**What the exercise asks**. Below are some records; give them all again exactly, but not the pictures.

======== Data for this task

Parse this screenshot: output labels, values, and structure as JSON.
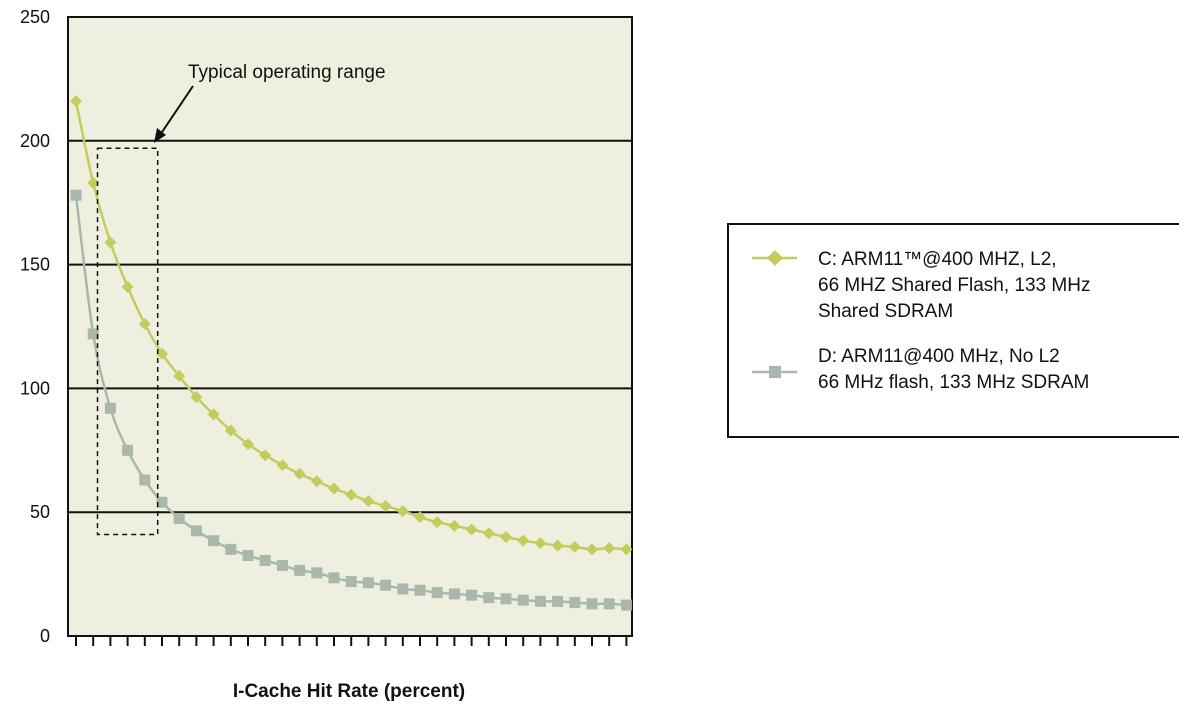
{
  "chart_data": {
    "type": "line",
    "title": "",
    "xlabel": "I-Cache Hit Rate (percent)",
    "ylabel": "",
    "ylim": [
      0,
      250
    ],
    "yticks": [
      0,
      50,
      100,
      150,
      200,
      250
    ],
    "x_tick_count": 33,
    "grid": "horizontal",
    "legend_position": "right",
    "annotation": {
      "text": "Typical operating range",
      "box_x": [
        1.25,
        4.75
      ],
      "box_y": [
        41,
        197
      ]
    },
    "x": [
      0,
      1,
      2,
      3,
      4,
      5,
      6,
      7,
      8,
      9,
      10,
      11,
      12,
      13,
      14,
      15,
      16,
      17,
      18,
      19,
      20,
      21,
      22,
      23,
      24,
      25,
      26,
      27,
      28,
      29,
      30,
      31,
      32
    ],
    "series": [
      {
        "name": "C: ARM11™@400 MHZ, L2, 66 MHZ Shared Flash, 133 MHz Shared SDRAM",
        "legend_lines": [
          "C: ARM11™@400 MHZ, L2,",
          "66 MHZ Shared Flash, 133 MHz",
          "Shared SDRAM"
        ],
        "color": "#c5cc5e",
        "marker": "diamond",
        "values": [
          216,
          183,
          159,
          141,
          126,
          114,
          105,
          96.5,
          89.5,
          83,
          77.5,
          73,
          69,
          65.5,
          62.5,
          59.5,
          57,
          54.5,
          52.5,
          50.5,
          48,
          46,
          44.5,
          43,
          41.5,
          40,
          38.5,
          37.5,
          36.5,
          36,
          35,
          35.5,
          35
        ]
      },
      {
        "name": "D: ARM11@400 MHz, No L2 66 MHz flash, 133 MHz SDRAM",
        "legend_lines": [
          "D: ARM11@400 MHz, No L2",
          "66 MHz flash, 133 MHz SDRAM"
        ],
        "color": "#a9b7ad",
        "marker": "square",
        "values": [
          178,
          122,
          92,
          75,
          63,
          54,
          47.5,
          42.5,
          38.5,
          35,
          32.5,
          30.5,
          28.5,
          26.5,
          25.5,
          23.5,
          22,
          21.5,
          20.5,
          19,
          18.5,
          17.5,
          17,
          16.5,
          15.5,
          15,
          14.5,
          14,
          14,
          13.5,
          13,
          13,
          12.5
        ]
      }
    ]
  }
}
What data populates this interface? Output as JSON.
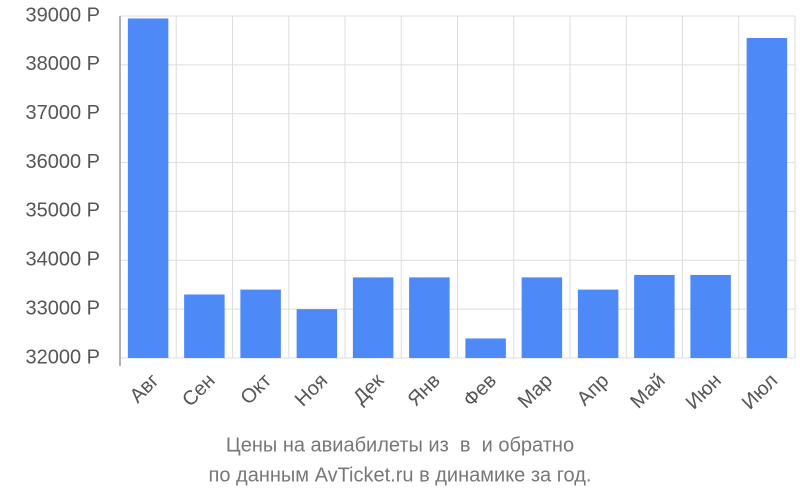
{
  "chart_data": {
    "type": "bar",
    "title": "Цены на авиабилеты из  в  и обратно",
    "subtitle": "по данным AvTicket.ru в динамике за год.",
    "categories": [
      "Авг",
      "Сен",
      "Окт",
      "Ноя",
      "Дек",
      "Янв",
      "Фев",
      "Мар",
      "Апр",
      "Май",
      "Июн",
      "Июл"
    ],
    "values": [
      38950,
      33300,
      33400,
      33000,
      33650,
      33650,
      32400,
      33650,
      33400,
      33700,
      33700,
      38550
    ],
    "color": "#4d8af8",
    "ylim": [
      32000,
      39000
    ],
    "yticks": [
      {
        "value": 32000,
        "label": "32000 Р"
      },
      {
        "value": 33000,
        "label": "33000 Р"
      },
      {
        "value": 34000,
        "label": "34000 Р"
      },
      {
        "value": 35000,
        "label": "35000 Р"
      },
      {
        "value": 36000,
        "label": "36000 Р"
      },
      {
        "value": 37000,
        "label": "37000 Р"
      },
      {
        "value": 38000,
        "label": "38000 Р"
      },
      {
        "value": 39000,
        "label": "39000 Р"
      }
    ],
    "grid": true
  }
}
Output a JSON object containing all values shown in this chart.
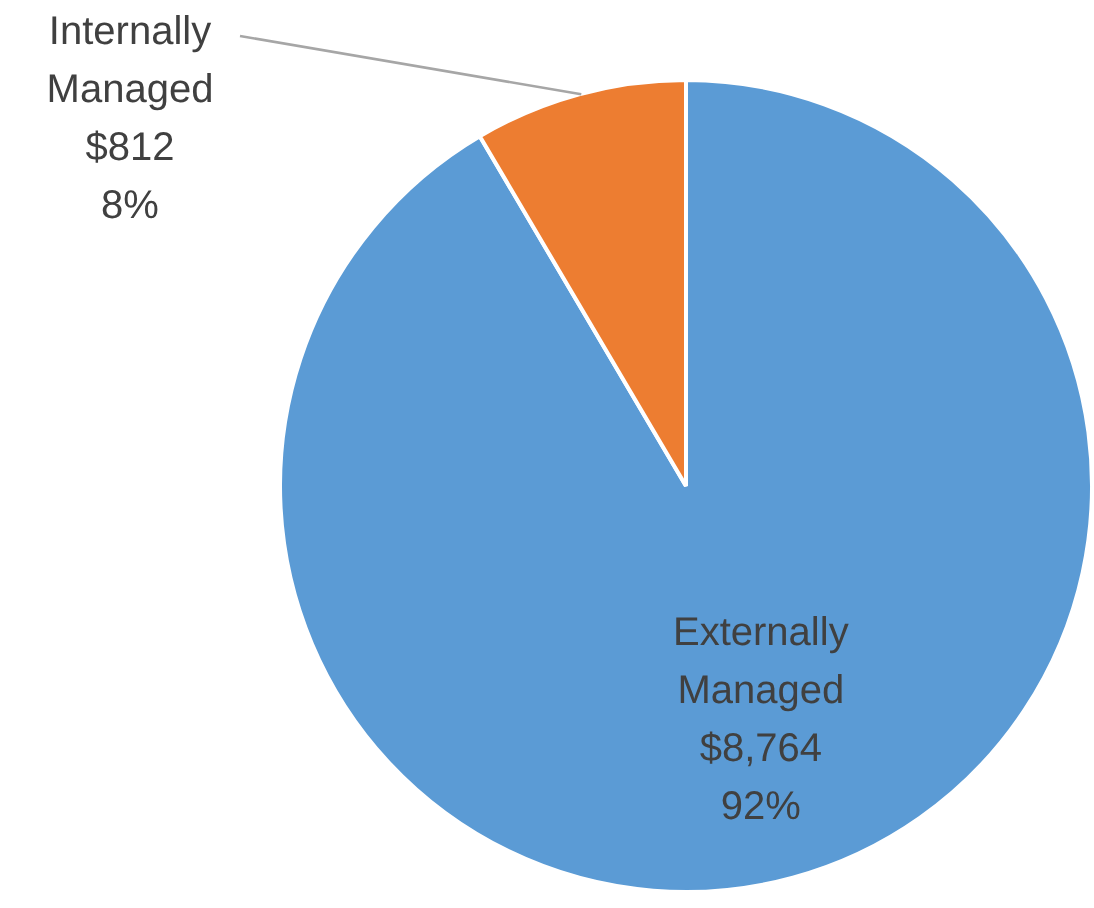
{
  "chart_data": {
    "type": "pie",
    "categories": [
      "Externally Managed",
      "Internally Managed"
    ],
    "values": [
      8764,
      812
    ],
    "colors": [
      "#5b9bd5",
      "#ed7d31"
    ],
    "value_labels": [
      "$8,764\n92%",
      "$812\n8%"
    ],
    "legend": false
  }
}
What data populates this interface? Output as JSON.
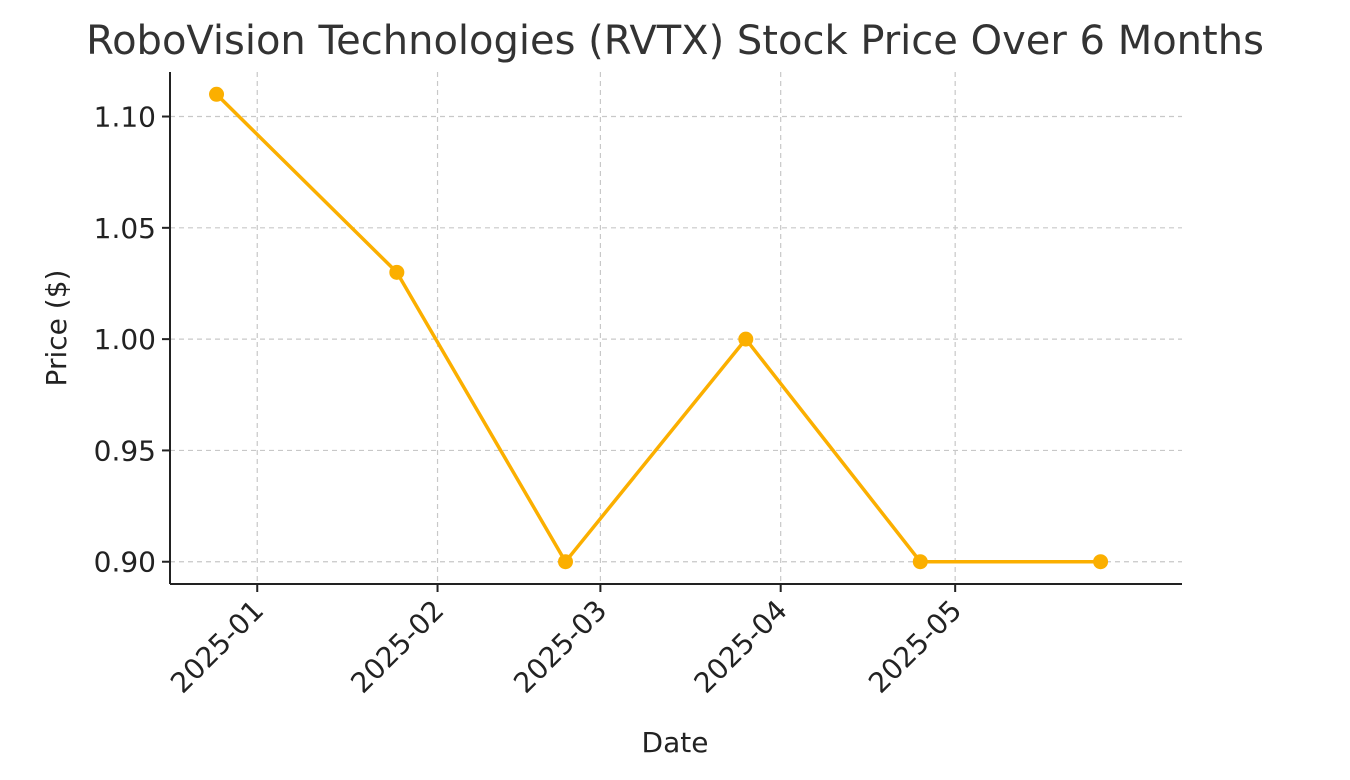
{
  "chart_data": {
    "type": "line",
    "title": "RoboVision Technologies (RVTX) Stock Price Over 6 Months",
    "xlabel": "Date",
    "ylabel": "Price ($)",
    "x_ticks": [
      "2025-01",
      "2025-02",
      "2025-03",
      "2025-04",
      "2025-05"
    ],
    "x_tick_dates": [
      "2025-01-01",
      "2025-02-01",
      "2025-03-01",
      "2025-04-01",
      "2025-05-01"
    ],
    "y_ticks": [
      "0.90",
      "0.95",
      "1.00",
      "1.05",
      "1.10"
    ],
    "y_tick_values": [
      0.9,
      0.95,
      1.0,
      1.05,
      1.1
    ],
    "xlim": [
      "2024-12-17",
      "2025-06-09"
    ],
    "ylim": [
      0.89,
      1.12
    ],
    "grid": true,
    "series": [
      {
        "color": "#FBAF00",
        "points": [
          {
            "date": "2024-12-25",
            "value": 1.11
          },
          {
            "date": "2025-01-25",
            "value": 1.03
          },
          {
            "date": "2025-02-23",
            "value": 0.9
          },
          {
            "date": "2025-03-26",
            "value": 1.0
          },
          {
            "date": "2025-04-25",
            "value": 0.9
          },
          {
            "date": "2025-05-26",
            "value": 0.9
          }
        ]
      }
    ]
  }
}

================

**Reply**.
Parse this screenshot: output labels, values, and structure as JSON.
{
  "chart_data": {
    "type": "line",
    "title": "",
    "xlabel": "I-Cache Hit Rate (percent)",
    "ylabel": "",
    "ylim": [
      0,
      250
    ],
    "yticks": [
      0,
      50,
      100,
      150,
      200,
      250
    ],
    "x_tick_count": 33,
    "grid": "horizontal",
    "legend_position": "right",
    "annotation": {
      "text": "Typical operating range",
      "box_x": [
        1.25,
        4.75
      ],
      "box_y": [
        41,
        197
      ]
    },
    "x": [
      0,
      1,
      2,
      3,
      4,
      5,
      6,
      7,
      8,
      9,
      10,
      11,
      12,
      13,
      14,
      15,
      16,
      17,
      18,
      19,
      20,
      21,
      22,
      23,
      24,
      25,
      26,
      27,
      28,
      29,
      30,
      31,
      32
    ],
    "series": [
      {
        "name": "C: ARM11™@400 MHZ, L2, 66 MHZ Shared Flash, 133 MHz Shared SDRAM",
        "legend_lines": [
          "C: ARM11™@400 MHZ, L2,",
          "66 MHZ Shared Flash, 133 MHz",
          "Shared SDRAM"
        ],
        "color": "#c5cc5e",
        "marker": "diamond",
        "values": [
          216,
          183,
          159,
          141,
          126,
          114,
          105,
          96.5,
          89.5,
          83,
          77.5,
          73,
          69,
          65.5,
          62.5,
          59.5,
          57,
          54.5,
          52.5,
          50.5,
          48,
          46,
          44.5,
          43,
          41.5,
          40,
          38.5,
          37.5,
          36.5,
          36,
          35,
          35.5,
          35
        ]
      },
      {
        "name": "D: ARM11@400 MHz, No L2 66 MHz flash, 133 MHz SDRAM",
        "legend_lines": [
          "D: ARM11@400 MHz, No L2",
          "66 MHz flash, 133 MHz SDRAM"
        ],
        "color": "#a9b7ad",
        "marker": "square",
        "values": [
          178,
          122,
          92,
          75,
          63,
          54,
          47.5,
          42.5,
          38.5,
          35,
          32.5,
          30.5,
          28.5,
          26.5,
          25.5,
          23.5,
          22,
          21.5,
          20.5,
          19,
          18.5,
          17.5,
          17,
          16.5,
          15.5,
          15,
          14.5,
          14,
          14,
          13.5,
          13,
          13,
          12.5
        ]
      }
    ]
  }
}
What data populates this interface? Output as JSON.
{
  "chart_data": {
    "type": "bar",
    "title": "Цены на авиабилеты из  в  и обратно",
    "subtitle": "по данным AvTicket.ru в динамике за год.",
    "categories": [
      "Авг",
      "Сен",
      "Окт",
      "Ноя",
      "Дек",
      "Янв",
      "Фев",
      "Мар",
      "Апр",
      "Май",
      "Июн",
      "Июл"
    ],
    "values": [
      38950,
      33300,
      33400,
      33000,
      33650,
      33650,
      32400,
      33650,
      33400,
      33700,
      33700,
      38550
    ],
    "color": "#4d8af8",
    "ylim": [
      32000,
      39000
    ],
    "yticks": [
      {
        "value": 32000,
        "label": "32000 Р"
      },
      {
        "value": 33000,
        "label": "33000 Р"
      },
      {
        "value": 34000,
        "label": "34000 Р"
      },
      {
        "value": 35000,
        "label": "35000 Р"
      },
      {
        "value": 36000,
        "label": "36000 Р"
      },
      {
        "value": 37000,
        "label": "37000 Р"
      },
      {
        "value": 38000,
        "label": "38000 Р"
      },
      {
        "value": 39000,
        "label": "39000 Р"
      }
    ],
    "grid": true
  }
}
Output a JSON object containing all values shown in this chart.
{
  "chart_data": {
    "type": "pie",
    "categories": [
      "Externally Managed",
      "Internally Managed"
    ],
    "values": [
      8764,
      812
    ],
    "colors": [
      "#5b9bd5",
      "#ed7d31"
    ],
    "value_labels": [
      "$8,764\n92%",
      "$812\n8%"
    ],
    "legend": false
  }
}
What data populates this interface? Output as JSON.
{
  "chart_data": {
    "type": "line",
    "title": "RoboVision Technologies (RVTX) Stock Price Over 6 Months",
    "xlabel": "Date",
    "ylabel": "Price ($)",
    "x_ticks": [
      "2025-01",
      "2025-02",
      "2025-03",
      "2025-04",
      "2025-05"
    ],
    "x_tick_dates": [
      "2025-01-01",
      "2025-02-01",
      "2025-03-01",
      "2025-04-01",
      "2025-05-01"
    ],
    "y_ticks": [
      "0.90",
      "0.95",
      "1.00",
      "1.05",
      "1.10"
    ],
    "y_tick_values": [
      0.9,
      0.95,
      1.0,
      1.05,
      1.1
    ],
    "xlim": [
      "2024-12-17",
      "2025-06-09"
    ],
    "ylim": [
      0.89,
      1.12
    ],
    "grid": true,
    "series": [
      {
        "color": "#FBAF00",
        "points": [
          {
            "date": "2024-12-25",
            "value": 1.11
          },
          {
            "date": "2025-01-25",
            "value": 1.03
          },
          {
            "date": "2025-02-23",
            "value": 0.9
          },
          {
            "date": "2025-03-26",
            "value": 1.0
          },
          {
            "date": "2025-04-25",
            "value": 0.9
          },
          {
            "date": "2025-05-26",
            "value": 0.9
          }
        ]
      }
    ]
  }
}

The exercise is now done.